- **DATASET ENTRIES**:
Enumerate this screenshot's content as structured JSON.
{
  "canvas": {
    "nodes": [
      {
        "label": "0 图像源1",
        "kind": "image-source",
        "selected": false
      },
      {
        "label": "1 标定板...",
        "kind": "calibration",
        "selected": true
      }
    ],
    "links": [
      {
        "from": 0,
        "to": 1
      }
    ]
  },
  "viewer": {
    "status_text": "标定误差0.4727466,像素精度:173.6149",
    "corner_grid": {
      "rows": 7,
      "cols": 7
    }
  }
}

- **AIM**: What is the number of lines above that hold the string "kind"? Answer with that number alone.

- **WRITTEN SOLUTION**: 2